◆ Written problem ◆
Would you output the whole listing below, exactly as it reads?

◆ Data ◆
------------------------------------------------------------------------

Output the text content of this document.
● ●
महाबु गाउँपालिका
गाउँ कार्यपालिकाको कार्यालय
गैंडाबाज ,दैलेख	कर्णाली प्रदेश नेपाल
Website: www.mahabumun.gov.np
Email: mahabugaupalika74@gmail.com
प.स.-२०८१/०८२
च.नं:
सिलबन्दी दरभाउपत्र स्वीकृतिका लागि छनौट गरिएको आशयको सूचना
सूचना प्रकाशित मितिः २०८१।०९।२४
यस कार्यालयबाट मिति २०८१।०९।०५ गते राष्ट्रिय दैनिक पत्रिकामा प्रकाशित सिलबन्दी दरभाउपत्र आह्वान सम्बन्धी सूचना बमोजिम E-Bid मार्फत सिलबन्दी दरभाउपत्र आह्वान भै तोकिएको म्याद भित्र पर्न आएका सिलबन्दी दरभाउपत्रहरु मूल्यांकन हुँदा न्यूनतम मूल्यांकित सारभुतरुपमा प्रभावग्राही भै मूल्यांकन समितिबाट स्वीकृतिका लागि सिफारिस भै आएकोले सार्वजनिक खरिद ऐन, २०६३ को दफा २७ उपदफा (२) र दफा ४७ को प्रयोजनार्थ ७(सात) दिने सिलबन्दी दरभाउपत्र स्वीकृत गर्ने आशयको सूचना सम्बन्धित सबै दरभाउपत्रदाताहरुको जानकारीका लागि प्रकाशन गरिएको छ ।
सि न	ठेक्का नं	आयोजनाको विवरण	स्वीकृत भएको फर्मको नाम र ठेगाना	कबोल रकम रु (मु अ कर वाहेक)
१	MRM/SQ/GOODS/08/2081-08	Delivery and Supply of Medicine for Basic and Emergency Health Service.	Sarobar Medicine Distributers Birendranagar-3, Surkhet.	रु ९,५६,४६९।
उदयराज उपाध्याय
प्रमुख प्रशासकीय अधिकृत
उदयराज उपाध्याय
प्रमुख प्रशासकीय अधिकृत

------------------------------------------------------------------------

◆ Solved problem ◆
Output the text content of this document.
● ●
महाबु गाउँपालिका
गाउँ कार्यपालिकाको कार्यालय
गैंडाबाज ,दैलेख	कर्णाली प्रदेश नेपाल
Website: www.mahabumun.gov.np
Email: mahabugaupalika74@gmail.com
प.स.-२०८१/०८२
च.नं:
सिलबन्दी दरभाउपत्र स्वीकृतिका लागि छनौट गरिएको आशयको सूचना
सूचना प्रकाशित मितिः २०८१।०९।२४
यस कार्यालयबाट मिति २०८१।०९।०५ गते राष्ट्रिय दैनिक पत्रिकामा प्रकाशित सिलबन्दी दरभाउपत्र आह्वान सम्बन्धी सूचना बमोजिम E-Bid मार्फत सिलबन्दी दरभाउपत्र आह्वान भै तोकिएको म्याद भित्र पर्न आएका सिलबन्दी दरभाउपत्रहरु मूल्यांकन हुँदा न्यूनतम मूल्यांकित सारभुतरुपमा प्रभावग्राही भै मूल्यांकन समितिबाट स्वीकृतिका लागि सिफारिस भै आएकोले सार्वजनिक खरिद ऐन, २०६३ को दफा २७ उपदफा (२) र दफा ४७ को प्रयोजनार्थ ७(सात) दिने सिलबन्दी दरभाउपत्र स्वीकृत गर्ने आशयको सूचना सम्बन्धित सबै दरभाउपत्रदाताहरुको जानकारीका लागि प्रकाशन गरिएको छ ।
सि न	ठेक्का नं	आयोजनाको विवरण	स्वीकृत भएको फर्मको नाम र ठेगाना	कबोल रकम रु (मु अ कर वाहेक)
१	MRM/SQ/GOODS/08/2081-08	Delivery and Supply of Medicine for Basic and Emergency Health Service.	Sarobar Medicine Distributers Birendranagar-3, Surkhet.	रु ९,५६,४६९।
उदयराज उपाध्याय
प्रमुख प्रशासकीय अधिकृत
उदयराज उपाध्याय
प्रमुख प्रशासकीय अधिकृत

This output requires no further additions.